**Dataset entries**
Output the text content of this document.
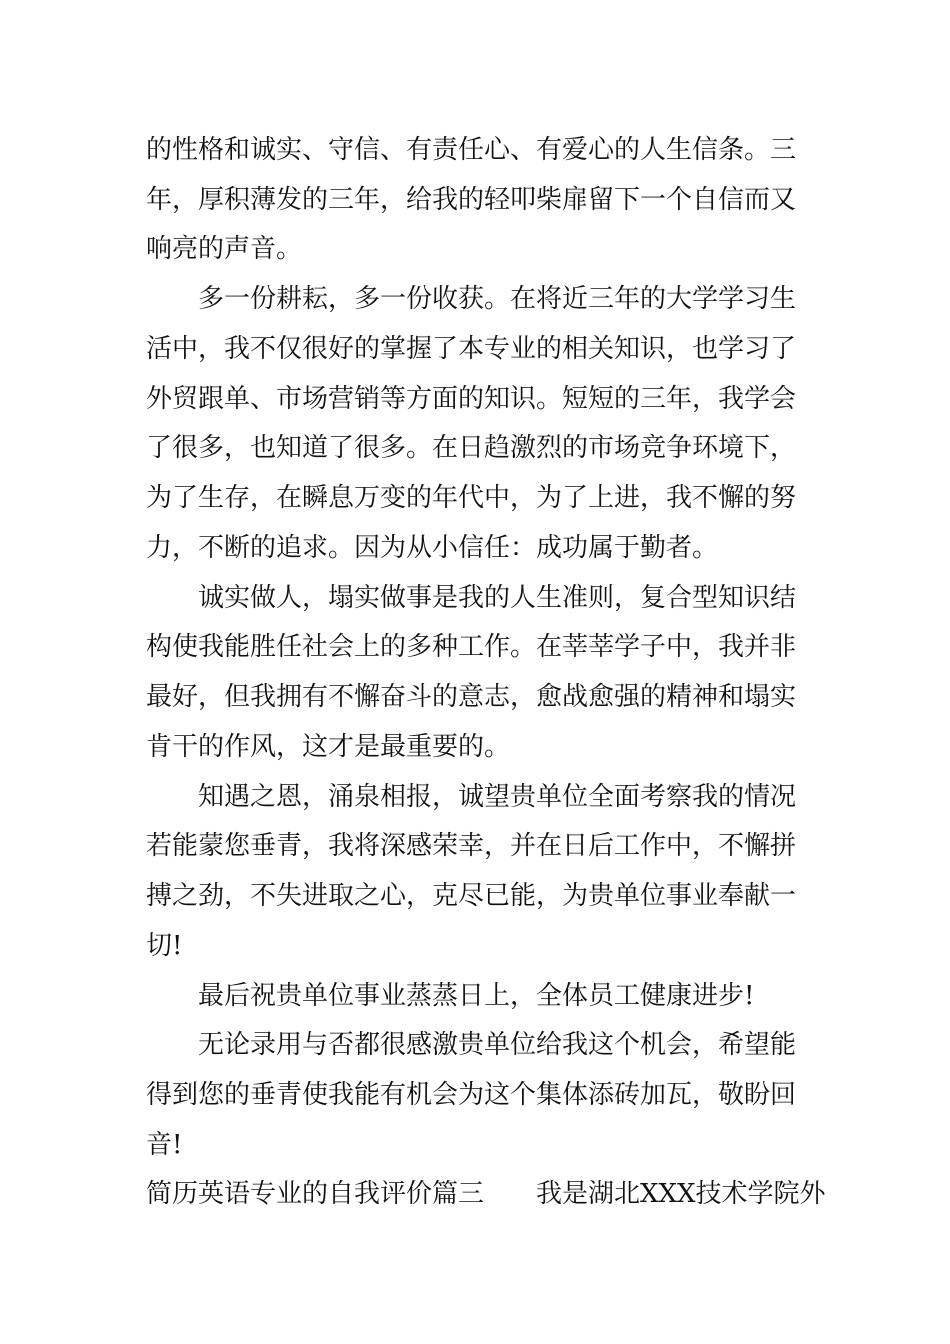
的性格和诚实、守信、有责任心、有爱心的人生信条。三
年，厚积薄发的三年，给我的轻叩柴扉留下一个自信而又
响亮的声音。
多一份耕耘，多一份收获。在将近三年的大学学习生
活中，我不仅很好的掌握了本专业的相关知识，也学习了
外贸跟单、市场营销等方面的知识。短短的三年，我学会
了很多，也知道了很多。在日趋激烈的市场竞争环境下，
为了生存，在瞬息万变的年代中，为了上进，我不懈的努
力，不断的追求。因为从小信任：成功属于勤者。
诚实做人，塌实做事是我的人生准则，复合型知识结
构使我能胜任社会上的多种工作。在莘莘学子中，我并非
最好，但我拥有不懈奋斗的意志，愈战愈强的精神和塌实
肯干的作风，这才是最重要的。
知遇之恩，涌泉相报，诚望贵单位全面考察我的情况
若能蒙您垂青，我将深感荣幸，并在日后工作中，不懈拼
搏之劲，不失进取之心，克尽已能，为贵单位事业奉献一
切!
最后祝贵单位事业蒸蒸日上，全体员工健康进步!
无论录用与否都很感激贵单位给我这个机会，希望能
得到您的垂青使我能有机会为这个集体添砖加瓦，敬盼回
音!
简历英语专业的自我评价篇三　　我是湖北XXX技术学院外
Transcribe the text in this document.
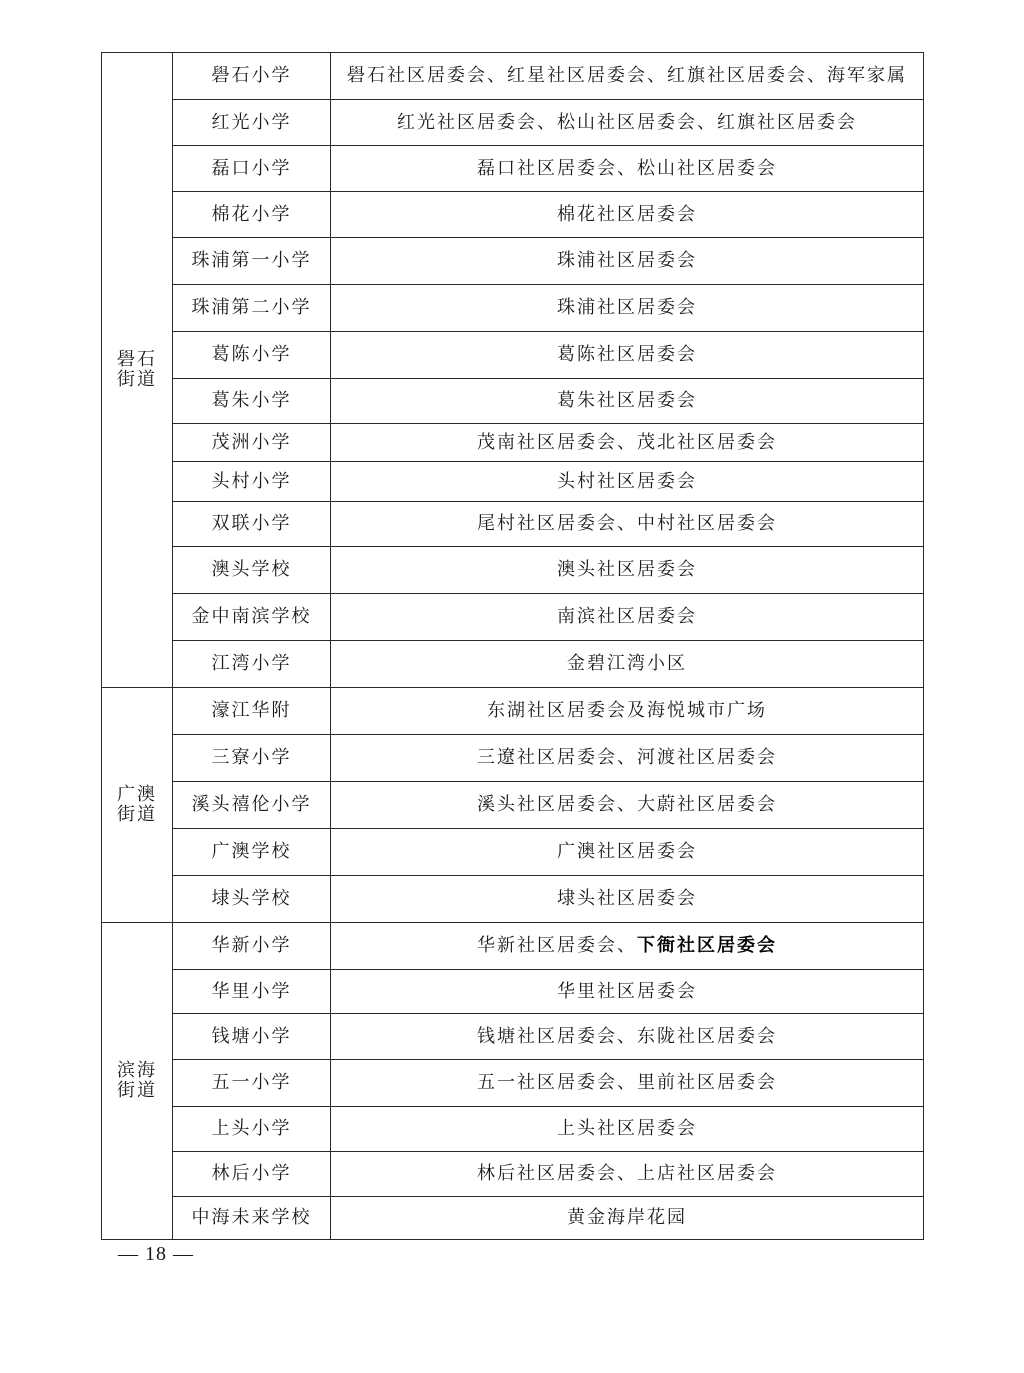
礐石
街道	礐石小学	礐石社区居委会、红星社区居委会、红旗社区居委会、海军家属
	红光小学	红光社区居委会、松山社区居委会、红旗社区居委会
	磊口小学	磊口社区居委会、松山社区居委会
	棉花小学	棉花社区居委会
	珠浦第一小学	珠浦社区居委会
	珠浦第二小学	珠浦社区居委会
	葛陈小学	葛陈社区居委会
	葛朱小学	葛朱社区居委会
	茂洲小学	茂南社区居委会、茂北社区居委会
	头村小学	头村社区居委会
	双联小学	尾村社区居委会、中村社区居委会
	澳头学校	澳头社区居委会
	金中南滨学校	南滨社区居委会
	江湾小学	金碧江湾小区

广澳
街道	濠江华附	东湖社区居委会及海悦城市广场
	三寮小学	三遼社区居委会、河渡社区居委会
	溪头禧伦小学	溪头社区居委会、大蔚社区居委会
	广澳学校	广澳社区居委会
	埭头学校	埭头社区居委会

滨海
街道	华新小学	华新社区居委会、下衙社区居委会
	华里小学	华里社区居委会
	钱塘小学	钱塘社区居委会、东陇社区居委会
	五一小学	五一社区居委会、里前社区居委会
	上头小学	上头社区居委会
	林后小学	林后社区居委会、上店社区居委会
	中海未来学校	黄金海岸花园
— 18 —
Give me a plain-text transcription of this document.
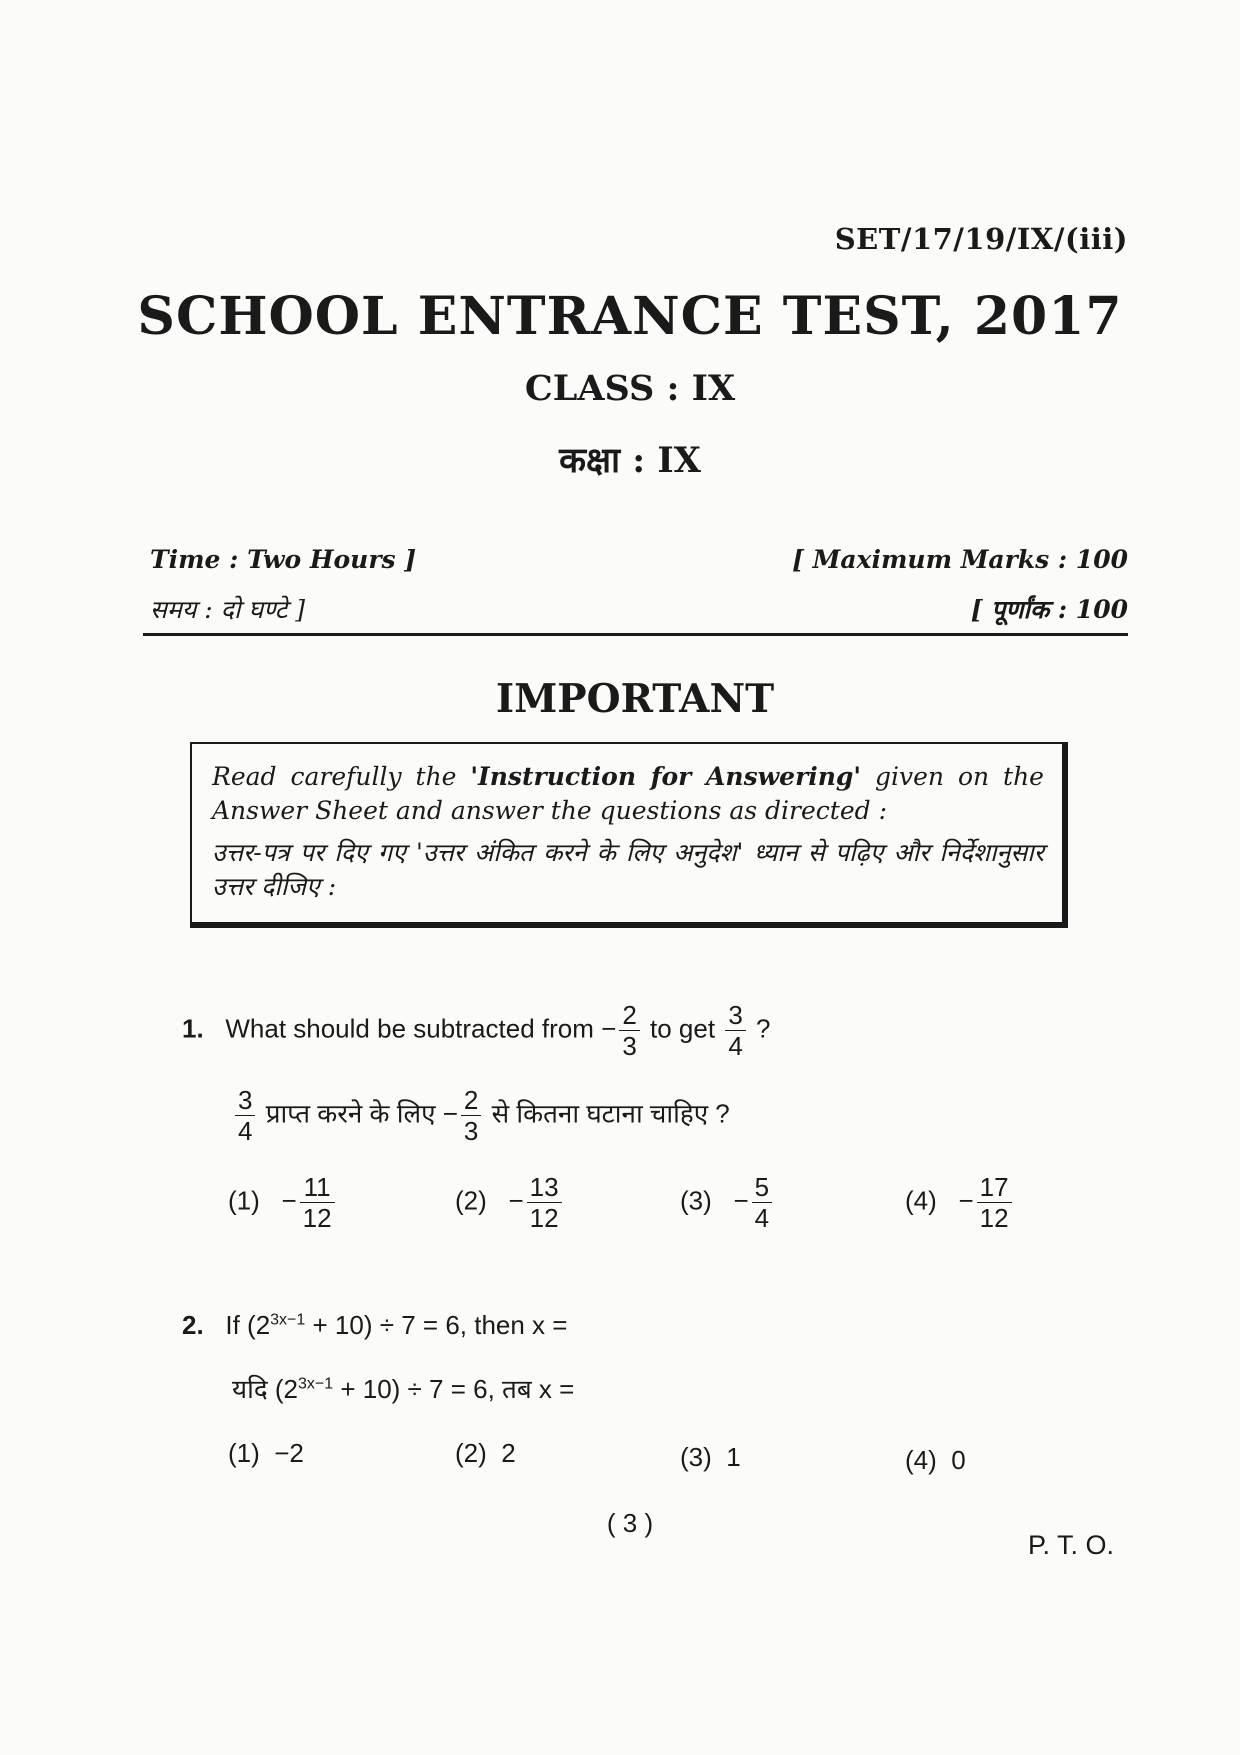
SET/17/19/IX/(iii)
SCHOOL ENTRANCE TEST, 2017
CLASS : IX
कक्षा : IX
Time : Two Hours ]
समय : दो घण्टे ]
[ Maximum Marks : 100
[ पूर्णांक : 100
IMPORTANT

Read carefully the 'Instruction for Answering' given on the Answer Sheet and answer the questions as directed :

उत्तर-पत्र पर दिए गए 'उत्तर अंकित करने के लिए अनुदेश' ध्यान से पढ़िए और निर्देशानुसार उत्तर दीजिए :

1. What should be subtracted from − $\frac{2}{3}$ to get $\frac{3}{4}$ ?
$\frac{3}{4}$ प्राप्त करने के लिए − $\frac{2}{3}$ से कितना घटाना चाहिए ?
$(1) - \frac{11}{12}$	$(2) - \frac{13}{12}$	$(3) - \frac{5}{4}$	$(4) - \frac{17}{12}$
2. If $(2^{3x-1} + 10) \div 7 = 6$, then x =
यदि $(2^{3x-1} + 10) \div 7 = 6$, तब x =
(1) −2	(2) 2	(3) 1	(4) 0
( 3 )
P. T. O.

**DIRECTIVE**
Using the records above, output their complete text exactly, minus any images.

**SOLVED EXERCISE**
Output the text content of this document.
的性格和诚实、守信、有责任心、有爱心的人生信条。三
年，厚积薄发的三年，给我的轻叩柴扉留下一个自信而又
响亮的声音。
多一份耕耘，多一份收获。在将近三年的大学学习生
活中，我不仅很好的掌握了本专业的相关知识，也学习了
外贸跟单、市场营销等方面的知识。短短的三年，我学会
了很多，也知道了很多。在日趋激烈的市场竞争环境下，
为了生存，在瞬息万变的年代中，为了上进，我不懈的努
力，不断的追求。因为从小信任：成功属于勤者。
诚实做人，塌实做事是我的人生准则，复合型知识结
构使我能胜任社会上的多种工作。在莘莘学子中，我并非
最好，但我拥有不懈奋斗的意志，愈战愈强的精神和塌实
肯干的作风，这才是最重要的。
知遇之恩，涌泉相报，诚望贵单位全面考察我的情况
若能蒙您垂青，我将深感荣幸，并在日后工作中，不懈拼
搏之劲，不失进取之心，克尽已能，为贵单位事业奉献一
切!
最后祝贵单位事业蒸蒸日上，全体员工健康进步!
无论录用与否都很感激贵单位给我这个机会，希望能
得到您的垂青使我能有机会为这个集体添砖加瓦，敬盼回
音!
简历英语专业的自我评价篇三　　我是湖北XXX技术学院外
Transcribe the text in this document.
礐石
街道	礐石小学	礐石社区居委会、红星社区居委会、红旗社区居委会、海军家属
	红光小学	红光社区居委会、松山社区居委会、红旗社区居委会
	磊口小学	磊口社区居委会、松山社区居委会
	棉花小学	棉花社区居委会
	珠浦第一小学	珠浦社区居委会
	珠浦第二小学	珠浦社区居委会
	葛陈小学	葛陈社区居委会
	葛朱小学	葛朱社区居委会
	茂洲小学	茂南社区居委会、茂北社区居委会
	头村小学	头村社区居委会
	双联小学	尾村社区居委会、中村社区居委会
	澳头学校	澳头社区居委会
	金中南滨学校	南滨社区居委会
	江湾小学	金碧江湾小区

广澳
街道	濠江华附	东湖社区居委会及海悦城市广场
	三寮小学	三遼社区居委会、河渡社区居委会
	溪头禧伦小学	溪头社区居委会、大蔚社区居委会
	广澳学校	广澳社区居委会
	埭头学校	埭头社区居委会

滨海
街道	华新小学	华新社区居委会、下衙社区居委会
	华里小学	华里社区居委会
	钱塘小学	钱塘社区居委会、东陇社区居委会
	五一小学	五一社区居委会、里前社区居委会
	上头小学	上头社区居委会
	林后小学	林后社区居委会、上店社区居委会
	中海未来学校	黄金海岸花园
— 18 —
Give me a plain-text transcription of this document.
SET/17/19/IX/(iii)
SCHOOL ENTRANCE TEST, 2017
CLASS : IX
कक्षा : IX
Time : Two Hours ]
समय : दो घण्टे ]
[ Maximum Marks : 100
[ पूर्णांक : 100
IMPORTANT

Read carefully the 'Instruction for Answering' given on the Answer Sheet and answer the questions as directed :

उत्तर-पत्र पर दिए गए 'उत्तर अंकित करने के लिए अनुदेश' ध्यान से पढ़िए और निर्देशानुसार उत्तर दीजिए :

1. What should be subtracted from − $\frac{2}{3}$ to get $\frac{3}{4}$ ?
$\frac{3}{4}$ प्राप्त करने के लिए − $\frac{2}{3}$ से कितना घटाना चाहिए ?
$(1) - \frac{11}{12}$	$(2) - \frac{13}{12}$	$(3) - \frac{5}{4}$	$(4) - \frac{17}{12}$
2. If $(2^{3x-1} + 10) \div 7 = 6$, then x =
यदि $(2^{3x-1} + 10) \div 7 = 6$, तब x =
(1) −2	(2) 2	(3) 1	(4) 0
( 3 )
P. T. O.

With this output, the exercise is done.